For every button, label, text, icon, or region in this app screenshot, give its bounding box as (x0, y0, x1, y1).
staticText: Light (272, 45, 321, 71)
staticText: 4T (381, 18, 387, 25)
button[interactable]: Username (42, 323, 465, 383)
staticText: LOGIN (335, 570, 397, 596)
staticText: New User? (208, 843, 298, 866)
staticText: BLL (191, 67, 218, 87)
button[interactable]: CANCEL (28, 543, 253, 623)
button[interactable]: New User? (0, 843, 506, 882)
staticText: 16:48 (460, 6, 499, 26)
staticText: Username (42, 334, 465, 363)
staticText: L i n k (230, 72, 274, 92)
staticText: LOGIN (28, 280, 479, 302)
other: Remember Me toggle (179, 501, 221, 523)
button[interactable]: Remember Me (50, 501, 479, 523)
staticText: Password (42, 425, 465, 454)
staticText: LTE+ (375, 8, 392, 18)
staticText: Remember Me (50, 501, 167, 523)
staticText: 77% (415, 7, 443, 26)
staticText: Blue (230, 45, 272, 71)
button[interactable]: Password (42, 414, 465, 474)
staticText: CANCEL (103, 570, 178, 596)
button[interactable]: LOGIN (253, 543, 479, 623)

═══

Instructions to follow |
Convert each line of the items above into a JSON list of strings, one string per line, leaving out any blank lines.

Complete output |
[
  "For every button, label, text, icon, or region in this app screenshot, give its bounding box as (x0, y0, x1, y1).",
  "staticText: Light (272, 45, 321, 71)",
  "staticText: 4T (381, 18, 387, 25)",
  "button[interactable]: Username (42, 323, 465, 383)",
  "staticText: LOGIN (335, 570, 397, 596)",
  "staticText: New User? (208, 843, 298, 866)",
  "staticText: BLL (191, 67, 218, 87)",
  "button[interactable]: CANCEL (28, 543, 253, 623)",
  "button[interactable]: New User? (0, 843, 506, 882)",
  "staticText: 16:48 (460, 6, 499, 26)",
  "staticText: Username (42, 334, 465, 363)",
  "staticText: L i n k (230, 72, 274, 92)",
  "staticText: LOGIN (28, 280, 479, 302)",
  "other: Remember Me toggle (179, 501, 221, 523)",
  "button[interactable]: Remember Me (50, 501, 479, 523)",
  "staticText: Password (42, 425, 465, 454)",
  "staticText: LTE+ (375, 8, 392, 18)",
  "staticText: Remember Me (50, 501, 167, 523)",
  "staticText: 77% (415, 7, 443, 26)",
  "staticText: Blue (230, 45, 272, 71)",
  "button[interactable]: Password (42, 414, 465, 474)",
  "staticText: CANCEL (103, 570, 178, 596)",
  "button[interactable]: LOGIN (253, 543, 479, 623)"
]